## Requirement
Transcribe all the entries word for word, but omit the images.

(Data records)

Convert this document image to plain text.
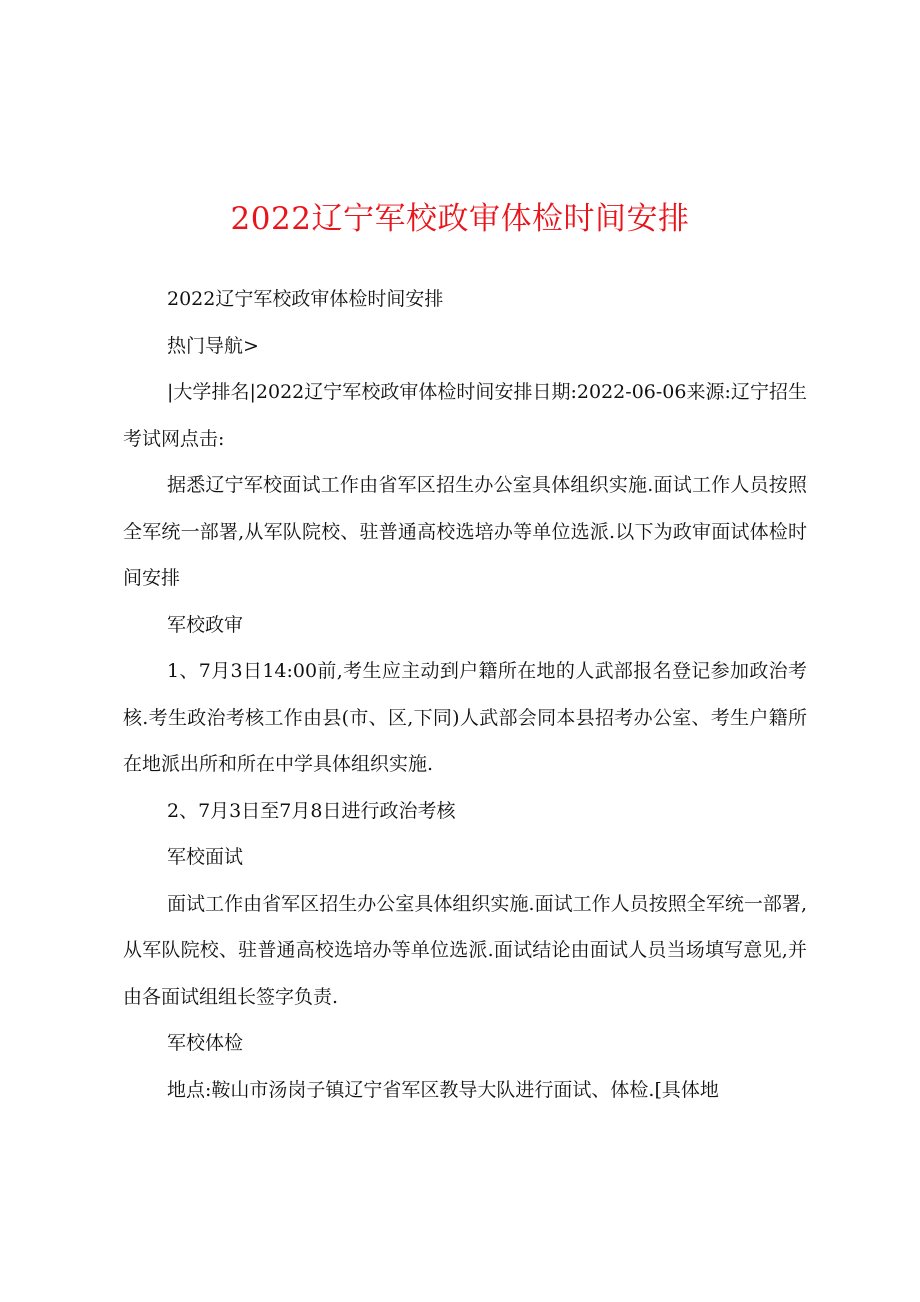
2022辽宁军校政审体检时间安排

2022辽宁军校政审体检时间安排

热门导航>

|大学排名|2022辽宁军校政审体检时间安排日期:2022-06-06来源:辽宁招生考试网点击:

据悉辽宁军校面试工作由省军区招生办公室具体组织实施.面试工作人员按照全军统一部署,从军队院校、驻普通高校选培办等单位选派.以下为政审面试体检时间安排

军校政审

1、7月3日14:00前,考生应主动到户籍所在地的人武部报名登记参加政治考核.考生政治考核工作由县(市、区,下同)人武部会同本县招考办公室、考生户籍所在地派出所和所在中学具体组织实施.

2、7月3日至7月8日进行政治考核

军校面试

面试工作由省军区招生办公室具体组织实施.面试工作人员按照全军统一部署,从军队院校、驻普通高校选培办等单位选派.面试结论由面试人员当场填写意见,并由各面试组组长签字负责.

军校体检

地点:鞍山市汤岗子镇辽宁省军区教导大队进行面试、体检.[具体地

## Task answer
Convert this document image to plain text.
2022辽宁军校政审体检时间安排

2022辽宁军校政审体检时间安排

热门导航>

|大学排名|2022辽宁军校政审体检时间安排日期:2022-06-06来源:辽宁招生考试网点击:

据悉辽宁军校面试工作由省军区招生办公室具体组织实施.面试工作人员按照全军统一部署,从军队院校、驻普通高校选培办等单位选派.以下为政审面试体检时间安排

军校政审

1、7月3日14:00前,考生应主动到户籍所在地的人武部报名登记参加政治考核.考生政治考核工作由县(市、区,下同)人武部会同本县招考办公室、考生户籍所在地派出所和所在中学具体组织实施.

2、7月3日至7月8日进行政治考核

军校面试

面试工作由省军区招生办公室具体组织实施.面试工作人员按照全军统一部署,从军队院校、驻普通高校选培办等单位选派.面试结论由面试人员当场填写意见,并由各面试组组长签字负责.

军校体检

地点:鞍山市汤岗子镇辽宁省军区教导大队进行面试、体检.[具体地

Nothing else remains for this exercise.